Document segment:
=======

# Does any one know about John deere 100 balers



## leenertshay (Mar 17, 2010)

Saw a john deere 100 baler for sale. Always heard they were junk. Does any one know anything about them? What makes them so bad. Thinking if i can make it work it might be a cheap 2nd baler. Thanks Jay


----------



## RCF (Sep 14, 2009)

Don't know the specifics but always heard the knotters where bad.


----------



## leenertshay (Mar 17, 2010)

They said this one had air knotters. Does this mean they are run off of air or just that they have a blower on them?


----------



## RCF (Sep 14, 2009)

just a blower although pneumatic knotters sound interesting


----------



## Cannon (Aug 18, 2009)

JD 100 balers were made by Krone,,,, a real piece-of-junk. The air system that your referring to was there blower system that they used at the time. The knotters were single tie system and that was one of the problems, it don't work on big balers. Its cheap for one reason, nobody wants one or they cant get ride of it fast enough.


----------



## Krone (May 27, 2009)

OK - here we go again - the JD 100 was a discontinued model Krone 80-80 baler that JD bought the drawings for and built it themselves in the USA.

The current series Krone BiG Pack large square baler line is 2 generations ahead of what the 80-80 was.

Search the post history and you can find several satisfied customers with compressed air knotter cleaners.


----------



## downtownjr (Apr 8, 2008)

Here is an earlier thread on same subject...

http://www.haytalk.com/forums/f7/jd-100-3x3-big-square-baler-pros-cons-1631/


----------



## leenertshay (Mar 17, 2010)

After reading this I think ill let some one else buy it unless it goes for less than scrap price then I might be interested.


----------

=======

Data entries:
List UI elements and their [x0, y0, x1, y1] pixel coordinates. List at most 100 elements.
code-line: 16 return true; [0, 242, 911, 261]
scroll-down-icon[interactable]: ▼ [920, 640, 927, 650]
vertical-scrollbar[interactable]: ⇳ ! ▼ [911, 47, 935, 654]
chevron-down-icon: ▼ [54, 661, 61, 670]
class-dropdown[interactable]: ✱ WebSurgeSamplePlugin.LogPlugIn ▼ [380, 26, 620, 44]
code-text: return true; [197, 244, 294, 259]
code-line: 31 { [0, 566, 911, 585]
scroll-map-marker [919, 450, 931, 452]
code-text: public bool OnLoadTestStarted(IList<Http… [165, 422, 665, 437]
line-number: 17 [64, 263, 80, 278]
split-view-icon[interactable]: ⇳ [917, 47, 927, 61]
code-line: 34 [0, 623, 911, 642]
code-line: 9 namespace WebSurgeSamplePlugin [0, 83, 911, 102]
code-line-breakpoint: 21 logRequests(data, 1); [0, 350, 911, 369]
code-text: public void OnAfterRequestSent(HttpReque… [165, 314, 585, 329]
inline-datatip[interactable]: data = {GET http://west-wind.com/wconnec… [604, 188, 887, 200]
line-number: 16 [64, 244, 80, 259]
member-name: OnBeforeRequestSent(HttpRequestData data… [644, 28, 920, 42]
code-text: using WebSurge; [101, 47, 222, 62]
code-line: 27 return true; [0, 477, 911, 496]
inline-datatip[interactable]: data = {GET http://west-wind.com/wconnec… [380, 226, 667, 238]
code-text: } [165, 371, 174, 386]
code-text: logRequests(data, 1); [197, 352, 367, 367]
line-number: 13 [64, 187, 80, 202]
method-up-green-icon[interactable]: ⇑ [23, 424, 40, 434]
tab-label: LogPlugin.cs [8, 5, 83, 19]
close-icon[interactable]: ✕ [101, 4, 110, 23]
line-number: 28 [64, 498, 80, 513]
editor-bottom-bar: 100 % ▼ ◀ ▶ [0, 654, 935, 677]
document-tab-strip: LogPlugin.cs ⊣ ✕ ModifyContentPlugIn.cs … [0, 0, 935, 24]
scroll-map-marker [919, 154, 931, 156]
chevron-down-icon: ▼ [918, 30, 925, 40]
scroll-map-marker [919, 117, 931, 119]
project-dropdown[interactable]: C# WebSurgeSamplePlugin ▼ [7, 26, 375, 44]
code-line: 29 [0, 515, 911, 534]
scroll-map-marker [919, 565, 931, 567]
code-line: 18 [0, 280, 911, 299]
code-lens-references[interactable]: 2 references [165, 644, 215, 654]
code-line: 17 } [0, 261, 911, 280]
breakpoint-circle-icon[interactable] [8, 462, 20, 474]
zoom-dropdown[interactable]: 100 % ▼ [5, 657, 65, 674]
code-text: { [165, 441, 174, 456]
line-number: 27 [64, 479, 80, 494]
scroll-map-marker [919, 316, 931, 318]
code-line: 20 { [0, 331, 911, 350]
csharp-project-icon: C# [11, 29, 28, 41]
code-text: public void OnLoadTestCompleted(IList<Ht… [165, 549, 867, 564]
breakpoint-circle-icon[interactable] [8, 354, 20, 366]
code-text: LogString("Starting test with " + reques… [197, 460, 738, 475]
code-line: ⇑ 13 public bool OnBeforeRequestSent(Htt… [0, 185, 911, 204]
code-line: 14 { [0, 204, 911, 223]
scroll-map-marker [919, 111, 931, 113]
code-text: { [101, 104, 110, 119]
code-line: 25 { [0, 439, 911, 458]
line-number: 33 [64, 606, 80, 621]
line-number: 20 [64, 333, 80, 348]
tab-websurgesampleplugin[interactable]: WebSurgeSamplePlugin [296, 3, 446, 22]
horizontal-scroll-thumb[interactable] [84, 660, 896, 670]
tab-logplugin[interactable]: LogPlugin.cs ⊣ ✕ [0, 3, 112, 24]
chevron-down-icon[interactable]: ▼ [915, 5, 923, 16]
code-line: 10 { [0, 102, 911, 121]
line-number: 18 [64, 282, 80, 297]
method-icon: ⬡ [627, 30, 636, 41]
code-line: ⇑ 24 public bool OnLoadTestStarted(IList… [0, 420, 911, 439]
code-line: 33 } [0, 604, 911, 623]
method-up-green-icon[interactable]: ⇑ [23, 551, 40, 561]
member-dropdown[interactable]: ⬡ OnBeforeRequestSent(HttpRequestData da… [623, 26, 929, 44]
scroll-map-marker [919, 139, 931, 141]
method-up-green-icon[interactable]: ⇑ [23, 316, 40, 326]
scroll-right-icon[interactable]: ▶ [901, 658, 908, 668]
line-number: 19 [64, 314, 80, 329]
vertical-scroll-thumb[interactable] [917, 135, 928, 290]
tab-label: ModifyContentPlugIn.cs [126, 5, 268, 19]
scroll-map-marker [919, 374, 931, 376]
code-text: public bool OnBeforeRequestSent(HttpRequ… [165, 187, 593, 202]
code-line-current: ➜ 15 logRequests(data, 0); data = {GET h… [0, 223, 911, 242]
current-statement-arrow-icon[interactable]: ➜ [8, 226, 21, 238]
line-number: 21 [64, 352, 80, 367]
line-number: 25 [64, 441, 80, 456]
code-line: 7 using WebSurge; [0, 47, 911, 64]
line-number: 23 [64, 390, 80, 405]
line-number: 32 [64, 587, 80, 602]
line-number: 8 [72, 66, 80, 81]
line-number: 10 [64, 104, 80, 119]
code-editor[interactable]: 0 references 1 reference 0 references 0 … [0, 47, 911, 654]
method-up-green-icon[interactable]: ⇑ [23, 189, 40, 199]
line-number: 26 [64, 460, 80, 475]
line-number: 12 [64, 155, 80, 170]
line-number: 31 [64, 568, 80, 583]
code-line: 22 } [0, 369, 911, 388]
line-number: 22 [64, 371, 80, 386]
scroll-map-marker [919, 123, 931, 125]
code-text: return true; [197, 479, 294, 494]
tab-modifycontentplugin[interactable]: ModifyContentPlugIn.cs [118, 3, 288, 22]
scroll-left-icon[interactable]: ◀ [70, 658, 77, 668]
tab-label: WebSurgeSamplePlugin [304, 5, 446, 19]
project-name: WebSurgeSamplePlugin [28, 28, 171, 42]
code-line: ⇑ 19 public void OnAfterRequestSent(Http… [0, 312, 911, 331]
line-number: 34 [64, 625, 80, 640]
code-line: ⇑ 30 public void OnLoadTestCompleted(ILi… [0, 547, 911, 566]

=======

Exercise directions: Write out the baler thread again between "The current series" and "(Apr 8, 2008)", inclusive, substituting "happy owners" for "satisfied customers".

Solved problem:
The current series Krone BiG Pack large square baler line is 2 generations ahead of what the 80-80 was.

Search the post history and you can find several happy owners with compressed air knotter cleaners.


----------



## downtownjr (Apr 8, 2008)